§ **RECORDS FOR THE EXERCISE**:
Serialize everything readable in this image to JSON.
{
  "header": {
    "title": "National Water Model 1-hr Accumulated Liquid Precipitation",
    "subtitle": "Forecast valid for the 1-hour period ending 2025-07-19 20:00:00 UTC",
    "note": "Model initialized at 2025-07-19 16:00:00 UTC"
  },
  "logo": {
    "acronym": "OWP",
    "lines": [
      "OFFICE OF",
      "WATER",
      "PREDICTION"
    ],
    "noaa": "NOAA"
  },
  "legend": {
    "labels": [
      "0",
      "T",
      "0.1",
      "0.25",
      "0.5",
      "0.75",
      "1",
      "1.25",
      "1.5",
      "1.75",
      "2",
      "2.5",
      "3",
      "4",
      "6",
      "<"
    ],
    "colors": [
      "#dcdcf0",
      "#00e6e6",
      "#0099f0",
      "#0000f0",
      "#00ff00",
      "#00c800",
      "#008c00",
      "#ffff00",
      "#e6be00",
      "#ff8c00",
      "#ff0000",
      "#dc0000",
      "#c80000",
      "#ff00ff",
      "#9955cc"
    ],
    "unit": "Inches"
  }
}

§ **WHAT YOU HAVE TO DO**: Reproduce the full listing word for word.

§ **ANSWER TO THIS PROBLEM**:
Serialize everything readable in this image to JSON.
{
  "header": {
    "title": "National Water Model 1-hr Accumulated Liquid Precipitation",
    "subtitle": "Forecast valid for the 1-hour period ending 2025-07-19 20:00:00 UTC",
    "note": "Model initialized at 2025-07-19 16:00:00 UTC"
  },
  "logo": {
    "acronym": "OWP",
    "lines": [
      "OFFICE OF",
      "WATER",
      "PREDICTION"
    ],
    "noaa": "NOAA"
  },
  "legend": {
    "labels": [
      "0",
      "T",
      "0.1",
      "0.25",
      "0.5",
      "0.75",
      "1",
      "1.25",
      "1.5",
      "1.75",
      "2",
      "2.5",
      "3",
      "4",
      "6",
      "<"
    ],
    "colors": [
      "#dcdcf0",
      "#00e6e6",
      "#0099f0",
      "#0000f0",
      "#00ff00",
      "#00c800",
      "#008c00",
      "#ffff00",
      "#e6be00",
      "#ff8c00",
      "#ff0000",
      "#dc0000",
      "#c80000",
      "#ff00ff",
      "#9955cc"
    ],
    "unit": "Inches"
  }
}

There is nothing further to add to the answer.